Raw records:
—————

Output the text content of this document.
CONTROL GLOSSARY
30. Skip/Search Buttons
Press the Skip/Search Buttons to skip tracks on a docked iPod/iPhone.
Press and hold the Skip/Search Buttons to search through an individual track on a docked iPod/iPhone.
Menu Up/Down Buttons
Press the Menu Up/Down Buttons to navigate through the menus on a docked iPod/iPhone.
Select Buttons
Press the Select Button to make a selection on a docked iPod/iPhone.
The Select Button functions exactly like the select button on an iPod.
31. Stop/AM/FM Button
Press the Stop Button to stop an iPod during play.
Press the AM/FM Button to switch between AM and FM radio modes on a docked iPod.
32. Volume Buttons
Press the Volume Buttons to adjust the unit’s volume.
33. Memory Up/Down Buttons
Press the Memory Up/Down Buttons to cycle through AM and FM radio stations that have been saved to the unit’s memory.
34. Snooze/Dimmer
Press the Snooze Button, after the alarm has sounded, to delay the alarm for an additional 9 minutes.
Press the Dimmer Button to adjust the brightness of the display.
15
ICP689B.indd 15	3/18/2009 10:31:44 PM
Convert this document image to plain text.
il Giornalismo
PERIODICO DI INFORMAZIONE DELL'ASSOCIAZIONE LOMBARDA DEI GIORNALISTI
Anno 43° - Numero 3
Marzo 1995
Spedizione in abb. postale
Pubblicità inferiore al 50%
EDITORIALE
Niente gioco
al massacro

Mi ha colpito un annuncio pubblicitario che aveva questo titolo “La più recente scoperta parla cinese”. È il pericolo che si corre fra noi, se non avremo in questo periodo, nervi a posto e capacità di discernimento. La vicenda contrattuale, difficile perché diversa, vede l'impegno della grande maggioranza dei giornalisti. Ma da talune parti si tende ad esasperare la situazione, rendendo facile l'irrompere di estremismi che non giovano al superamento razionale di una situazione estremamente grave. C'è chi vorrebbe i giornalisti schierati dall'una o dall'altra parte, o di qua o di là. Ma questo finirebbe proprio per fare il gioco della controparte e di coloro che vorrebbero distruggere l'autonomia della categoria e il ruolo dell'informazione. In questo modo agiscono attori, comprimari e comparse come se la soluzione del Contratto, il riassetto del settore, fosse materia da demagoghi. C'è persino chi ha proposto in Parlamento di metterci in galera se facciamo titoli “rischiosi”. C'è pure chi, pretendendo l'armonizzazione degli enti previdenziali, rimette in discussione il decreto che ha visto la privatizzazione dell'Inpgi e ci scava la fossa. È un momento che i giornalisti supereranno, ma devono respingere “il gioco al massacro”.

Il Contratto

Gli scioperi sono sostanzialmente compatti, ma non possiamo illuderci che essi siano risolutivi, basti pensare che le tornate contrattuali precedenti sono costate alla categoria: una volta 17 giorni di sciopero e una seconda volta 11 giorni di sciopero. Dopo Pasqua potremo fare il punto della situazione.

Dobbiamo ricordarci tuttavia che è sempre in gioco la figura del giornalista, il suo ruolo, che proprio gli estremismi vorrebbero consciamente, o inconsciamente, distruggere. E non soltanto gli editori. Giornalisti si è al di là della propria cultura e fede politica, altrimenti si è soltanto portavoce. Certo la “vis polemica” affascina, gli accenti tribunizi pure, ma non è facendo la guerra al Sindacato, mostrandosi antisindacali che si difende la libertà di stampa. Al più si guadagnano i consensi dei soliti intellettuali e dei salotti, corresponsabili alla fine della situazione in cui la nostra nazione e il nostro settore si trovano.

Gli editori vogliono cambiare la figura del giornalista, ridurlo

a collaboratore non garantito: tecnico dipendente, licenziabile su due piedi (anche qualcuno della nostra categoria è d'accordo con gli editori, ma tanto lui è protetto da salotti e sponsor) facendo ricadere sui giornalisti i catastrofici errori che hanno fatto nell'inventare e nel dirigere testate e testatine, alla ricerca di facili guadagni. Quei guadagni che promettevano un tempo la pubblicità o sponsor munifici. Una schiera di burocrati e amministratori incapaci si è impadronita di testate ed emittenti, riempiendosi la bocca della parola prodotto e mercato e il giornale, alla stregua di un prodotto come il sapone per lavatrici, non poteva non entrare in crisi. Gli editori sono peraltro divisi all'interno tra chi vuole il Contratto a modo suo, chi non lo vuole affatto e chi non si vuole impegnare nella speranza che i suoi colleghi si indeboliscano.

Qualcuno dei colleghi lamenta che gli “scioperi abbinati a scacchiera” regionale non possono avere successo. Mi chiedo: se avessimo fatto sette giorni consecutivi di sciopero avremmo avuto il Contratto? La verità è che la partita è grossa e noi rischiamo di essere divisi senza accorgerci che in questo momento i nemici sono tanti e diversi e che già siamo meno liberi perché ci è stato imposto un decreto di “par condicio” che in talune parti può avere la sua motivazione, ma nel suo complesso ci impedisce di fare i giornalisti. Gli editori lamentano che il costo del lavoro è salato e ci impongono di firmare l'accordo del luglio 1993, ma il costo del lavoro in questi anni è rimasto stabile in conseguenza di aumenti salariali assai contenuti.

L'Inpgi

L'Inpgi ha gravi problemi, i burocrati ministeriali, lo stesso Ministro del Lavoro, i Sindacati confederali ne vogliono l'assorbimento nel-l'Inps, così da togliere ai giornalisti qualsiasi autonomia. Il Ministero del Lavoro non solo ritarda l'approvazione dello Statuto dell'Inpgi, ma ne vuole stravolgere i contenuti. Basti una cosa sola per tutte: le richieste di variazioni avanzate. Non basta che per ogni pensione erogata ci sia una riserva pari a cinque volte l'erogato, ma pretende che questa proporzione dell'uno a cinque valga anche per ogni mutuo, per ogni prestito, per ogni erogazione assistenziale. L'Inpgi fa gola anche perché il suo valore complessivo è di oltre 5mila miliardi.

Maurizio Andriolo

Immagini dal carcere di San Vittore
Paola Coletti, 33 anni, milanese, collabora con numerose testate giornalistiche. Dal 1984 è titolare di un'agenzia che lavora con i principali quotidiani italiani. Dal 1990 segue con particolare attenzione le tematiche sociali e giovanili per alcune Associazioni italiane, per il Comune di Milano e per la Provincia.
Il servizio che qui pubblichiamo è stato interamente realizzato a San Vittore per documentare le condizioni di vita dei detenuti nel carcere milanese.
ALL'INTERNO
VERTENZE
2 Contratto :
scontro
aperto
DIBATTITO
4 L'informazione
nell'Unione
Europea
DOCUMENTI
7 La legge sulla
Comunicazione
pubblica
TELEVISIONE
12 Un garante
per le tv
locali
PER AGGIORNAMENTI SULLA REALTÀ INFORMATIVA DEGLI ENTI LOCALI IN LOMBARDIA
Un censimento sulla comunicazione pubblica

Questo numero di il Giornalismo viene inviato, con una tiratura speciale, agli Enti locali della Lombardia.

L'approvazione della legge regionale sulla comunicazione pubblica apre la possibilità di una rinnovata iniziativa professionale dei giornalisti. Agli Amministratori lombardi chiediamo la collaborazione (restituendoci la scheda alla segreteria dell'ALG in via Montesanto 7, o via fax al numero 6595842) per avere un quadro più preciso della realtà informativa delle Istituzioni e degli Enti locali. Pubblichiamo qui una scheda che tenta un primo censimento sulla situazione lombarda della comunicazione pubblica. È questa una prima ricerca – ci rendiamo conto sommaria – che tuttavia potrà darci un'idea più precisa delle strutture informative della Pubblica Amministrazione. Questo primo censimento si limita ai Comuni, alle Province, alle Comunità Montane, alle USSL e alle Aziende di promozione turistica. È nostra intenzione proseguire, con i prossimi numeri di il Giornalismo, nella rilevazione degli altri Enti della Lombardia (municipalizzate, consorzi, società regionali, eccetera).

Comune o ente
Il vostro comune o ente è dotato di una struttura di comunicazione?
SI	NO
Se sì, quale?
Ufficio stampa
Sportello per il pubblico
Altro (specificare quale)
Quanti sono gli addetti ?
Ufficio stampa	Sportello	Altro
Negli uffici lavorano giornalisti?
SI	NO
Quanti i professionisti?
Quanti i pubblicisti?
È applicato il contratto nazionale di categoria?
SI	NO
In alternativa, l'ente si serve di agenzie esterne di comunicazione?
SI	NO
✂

—————

How many lines of the entries above hold the string "Dimmer"? Reply with the number alone.

2